» **Problem details**: In the listing below, identify each line with the word "evidence" and return those lines.

-- start --

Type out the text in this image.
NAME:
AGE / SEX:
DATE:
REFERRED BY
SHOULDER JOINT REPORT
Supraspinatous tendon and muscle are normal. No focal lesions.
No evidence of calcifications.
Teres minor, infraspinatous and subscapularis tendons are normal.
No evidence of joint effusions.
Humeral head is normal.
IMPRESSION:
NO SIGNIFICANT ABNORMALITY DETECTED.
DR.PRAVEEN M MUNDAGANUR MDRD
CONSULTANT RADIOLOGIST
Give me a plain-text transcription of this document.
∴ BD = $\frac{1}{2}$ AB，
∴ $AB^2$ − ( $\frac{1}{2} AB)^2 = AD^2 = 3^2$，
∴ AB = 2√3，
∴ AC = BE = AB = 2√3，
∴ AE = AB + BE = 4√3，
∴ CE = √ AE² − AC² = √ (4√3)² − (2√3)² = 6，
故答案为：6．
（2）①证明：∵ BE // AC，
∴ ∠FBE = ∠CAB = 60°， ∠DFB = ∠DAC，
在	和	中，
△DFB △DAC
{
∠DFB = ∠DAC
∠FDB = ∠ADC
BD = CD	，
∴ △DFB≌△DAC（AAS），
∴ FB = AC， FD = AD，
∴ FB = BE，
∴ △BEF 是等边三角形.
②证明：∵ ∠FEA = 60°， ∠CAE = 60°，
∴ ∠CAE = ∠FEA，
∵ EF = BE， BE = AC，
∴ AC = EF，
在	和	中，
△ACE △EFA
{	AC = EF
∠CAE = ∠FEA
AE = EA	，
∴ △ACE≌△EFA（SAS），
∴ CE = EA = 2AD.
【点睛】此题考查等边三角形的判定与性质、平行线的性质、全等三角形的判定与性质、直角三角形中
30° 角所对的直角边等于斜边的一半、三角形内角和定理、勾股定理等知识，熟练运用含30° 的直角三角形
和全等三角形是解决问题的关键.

-- end --

» **Written reply**:
No evidence of calcifications.
No evidence of joint effusions.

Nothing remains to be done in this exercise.